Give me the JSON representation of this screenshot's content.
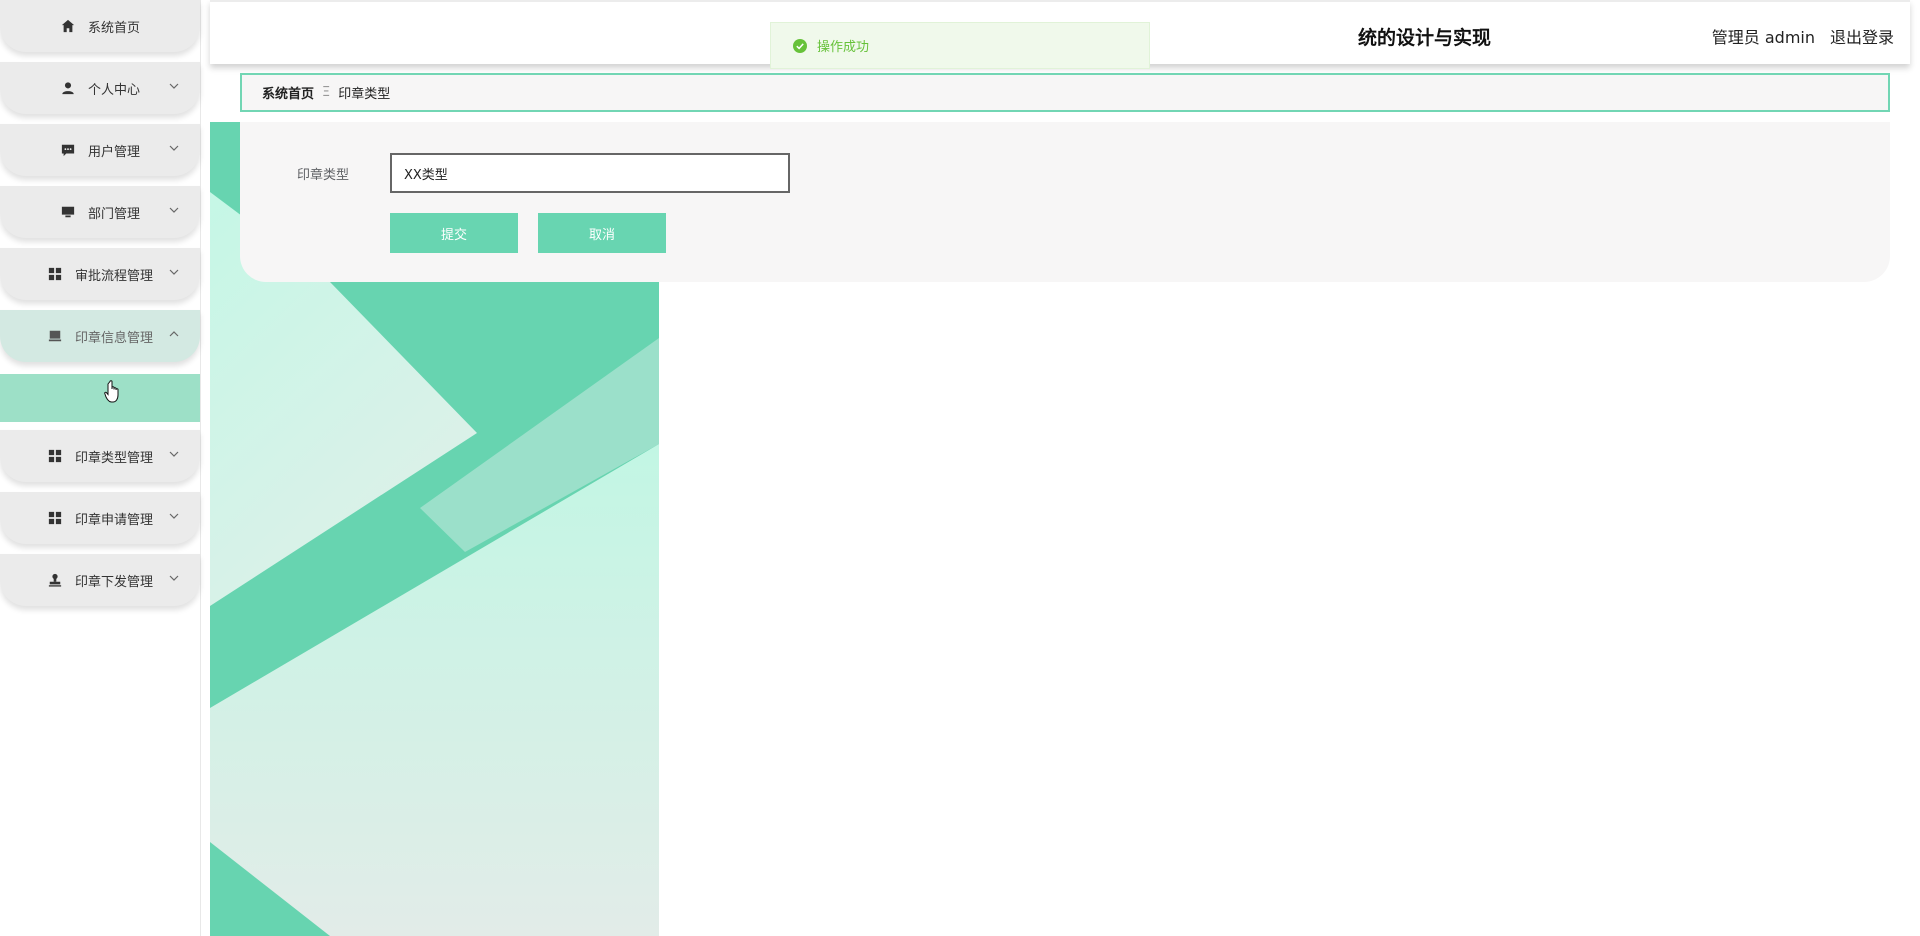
{
  "sidebar": {
    "items": [
      {
        "label": "系统首页",
        "icon": "home-icon"
      },
      {
        "label": "个人中心",
        "icon": "user-icon"
      },
      {
        "label": "用户管理",
        "icon": "chat-icon"
      },
      {
        "label": "部门管理",
        "icon": "monitor-icon"
      },
      {
        "label": "审批流程管理",
        "icon": "grid-icon"
      },
      {
        "label": "印章信息管理",
        "icon": "box-icon"
      },
      {
        "label": "印章类型管理",
        "icon": "grid-icon"
      },
      {
        "label": "印章申请管理",
        "icon": "grid-icon"
      },
      {
        "label": "印章下发管理",
        "icon": "stamp-icon"
      }
    ]
  },
  "header": {
    "title": "统的设计与实现",
    "user": "管理员 admin",
    "logout": "退出登录"
  },
  "toast": {
    "message": "操作成功"
  },
  "breadcrumb": {
    "home": "系统首页",
    "separator": "Ξ",
    "current": "印章类型"
  },
  "form": {
    "field_label": "印章类型",
    "field_value": "XX类型",
    "submit_label": "提交",
    "cancel_label": "取消"
  },
  "colors": {
    "accent": "#68d5b1",
    "active_sub": "#9de0c7",
    "success": "#67c23a"
  }
}
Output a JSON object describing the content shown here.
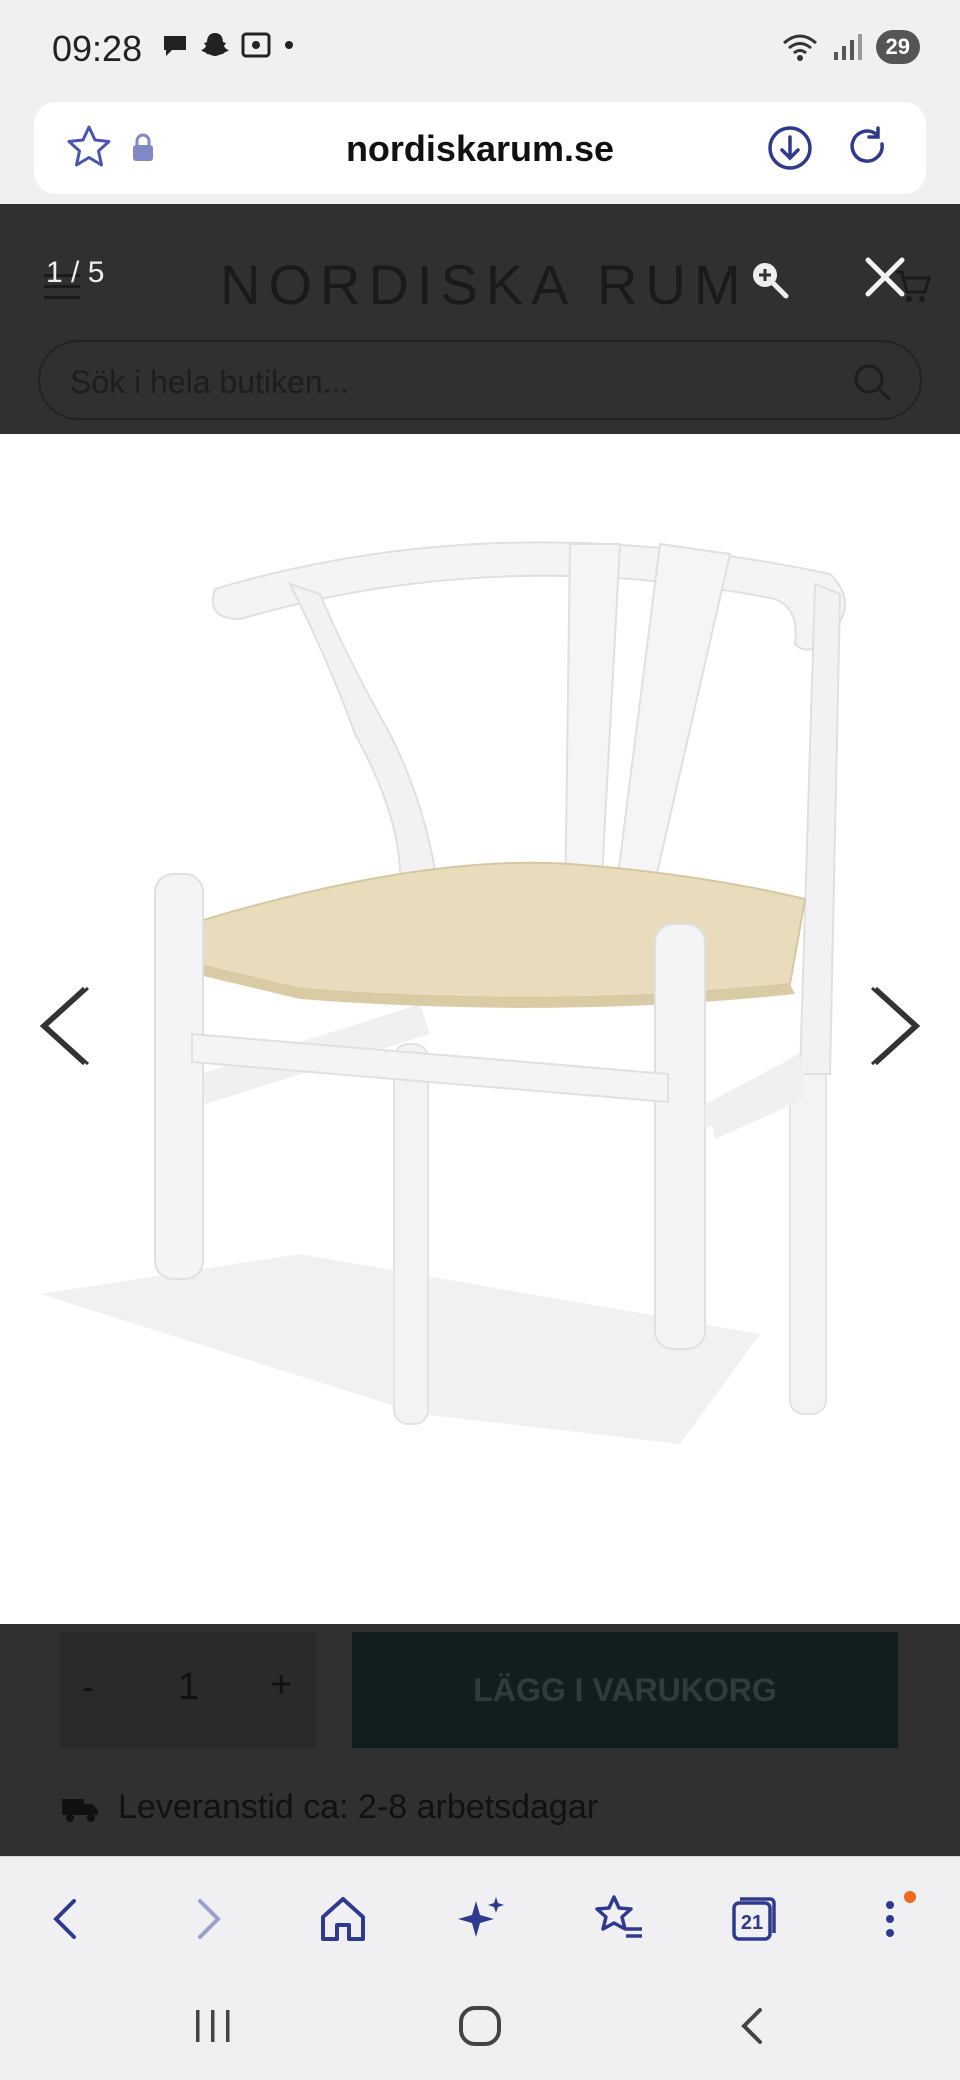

===

Please list every line of the records that contains "content".

Give me the JSON representation of this screenshot's content.
Output a JSON object describing the content shown here.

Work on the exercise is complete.